● **Aim**: Reproduce all records verbatim.

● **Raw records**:
================

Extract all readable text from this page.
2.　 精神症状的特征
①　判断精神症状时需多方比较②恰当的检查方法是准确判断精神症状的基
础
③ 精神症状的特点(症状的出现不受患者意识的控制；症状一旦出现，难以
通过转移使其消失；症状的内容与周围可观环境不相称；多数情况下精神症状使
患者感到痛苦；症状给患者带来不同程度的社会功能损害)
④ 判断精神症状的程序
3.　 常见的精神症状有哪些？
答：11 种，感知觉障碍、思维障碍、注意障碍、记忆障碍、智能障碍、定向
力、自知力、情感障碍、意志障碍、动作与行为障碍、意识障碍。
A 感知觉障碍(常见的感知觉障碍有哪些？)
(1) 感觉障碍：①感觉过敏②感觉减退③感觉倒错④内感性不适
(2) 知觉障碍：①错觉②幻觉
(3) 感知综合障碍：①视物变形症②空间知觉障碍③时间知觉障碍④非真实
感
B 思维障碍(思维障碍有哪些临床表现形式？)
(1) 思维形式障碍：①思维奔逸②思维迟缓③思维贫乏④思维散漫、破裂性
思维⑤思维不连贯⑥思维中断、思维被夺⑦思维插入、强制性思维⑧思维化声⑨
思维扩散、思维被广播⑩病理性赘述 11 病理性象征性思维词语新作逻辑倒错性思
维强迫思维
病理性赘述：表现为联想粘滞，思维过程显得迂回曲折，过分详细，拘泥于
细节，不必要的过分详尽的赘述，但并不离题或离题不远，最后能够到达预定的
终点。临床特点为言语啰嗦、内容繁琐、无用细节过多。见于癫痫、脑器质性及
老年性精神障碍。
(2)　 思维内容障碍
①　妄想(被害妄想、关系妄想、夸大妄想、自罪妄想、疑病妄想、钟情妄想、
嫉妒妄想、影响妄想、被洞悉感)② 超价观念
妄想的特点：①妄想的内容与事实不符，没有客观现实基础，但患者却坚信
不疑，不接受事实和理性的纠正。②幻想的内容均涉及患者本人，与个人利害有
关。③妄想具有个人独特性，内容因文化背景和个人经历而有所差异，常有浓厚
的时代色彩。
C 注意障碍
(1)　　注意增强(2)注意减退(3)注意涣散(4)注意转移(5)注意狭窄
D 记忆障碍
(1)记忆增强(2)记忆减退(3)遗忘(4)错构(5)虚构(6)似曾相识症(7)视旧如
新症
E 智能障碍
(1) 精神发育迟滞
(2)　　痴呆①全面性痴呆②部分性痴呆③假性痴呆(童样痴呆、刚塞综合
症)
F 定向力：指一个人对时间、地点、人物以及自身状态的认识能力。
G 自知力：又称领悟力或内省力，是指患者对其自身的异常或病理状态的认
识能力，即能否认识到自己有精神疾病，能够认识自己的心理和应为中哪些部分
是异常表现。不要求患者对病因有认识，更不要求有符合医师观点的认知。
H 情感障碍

================

● **Expected answer**:
Extract all readable text from this page.
2.　 精神症状的特征
①　判断精神症状时需多方比较②恰当的检查方法是准确判断精神症状的基
础
③ 精神症状的特点(症状的出现不受患者意识的控制；症状一旦出现，难以
通过转移使其消失；症状的内容与周围可观环境不相称；多数情况下精神症状使
患者感到痛苦；症状给患者带来不同程度的社会功能损害)
④ 判断精神症状的程序
3.　 常见的精神症状有哪些？
答：11 种，感知觉障碍、思维障碍、注意障碍、记忆障碍、智能障碍、定向
力、自知力、情感障碍、意志障碍、动作与行为障碍、意识障碍。
A 感知觉障碍(常见的感知觉障碍有哪些？)
(1) 感觉障碍：①感觉过敏②感觉减退③感觉倒错④内感性不适
(2) 知觉障碍：①错觉②幻觉
(3) 感知综合障碍：①视物变形症②空间知觉障碍③时间知觉障碍④非真实
感
B 思维障碍(思维障碍有哪些临床表现形式？)
(1) 思维形式障碍：①思维奔逸②思维迟缓③思维贫乏④思维散漫、破裂性
思维⑤思维不连贯⑥思维中断、思维被夺⑦思维插入、强制性思维⑧思维化声⑨
思维扩散、思维被广播⑩病理性赘述 11 病理性象征性思维词语新作逻辑倒错性思
维强迫思维
病理性赘述：表现为联想粘滞，思维过程显得迂回曲折，过分详细，拘泥于
细节，不必要的过分详尽的赘述，但并不离题或离题不远，最后能够到达预定的
终点。临床特点为言语啰嗦、内容繁琐、无用细节过多。见于癫痫、脑器质性及
老年性精神障碍。
(2)　 思维内容障碍
①　妄想(被害妄想、关系妄想、夸大妄想、自罪妄想、疑病妄想、钟情妄想、
嫉妒妄想、影响妄想、被洞悉感)② 超价观念
妄想的特点：①妄想的内容与事实不符，没有客观现实基础，但患者却坚信
不疑，不接受事实和理性的纠正。②幻想的内容均涉及患者本人，与个人利害有
关。③妄想具有个人独特性，内容因文化背景和个人经历而有所差异，常有浓厚
的时代色彩。
C 注意障碍
(1)　　注意增强(2)注意减退(3)注意涣散(4)注意转移(5)注意狭窄
D 记忆障碍
(1)记忆增强(2)记忆减退(3)遗忘(4)错构(5)虚构(6)似曾相识症(7)视旧如
新症
E 智能障碍
(1) 精神发育迟滞
(2)　　痴呆①全面性痴呆②部分性痴呆③假性痴呆(童样痴呆、刚塞综合
症)
F 定向力：指一个人对时间、地点、人物以及自身状态的认识能力。
G 自知力：又称领悟力或内省力，是指患者对其自身的异常或病理状态的认
识能力，即能否认识到自己有精神疾病，能够认识自己的心理和应为中哪些部分
是异常表现。不要求患者对病因有认识，更不要求有符合医师观点的认知。
H 情感障碍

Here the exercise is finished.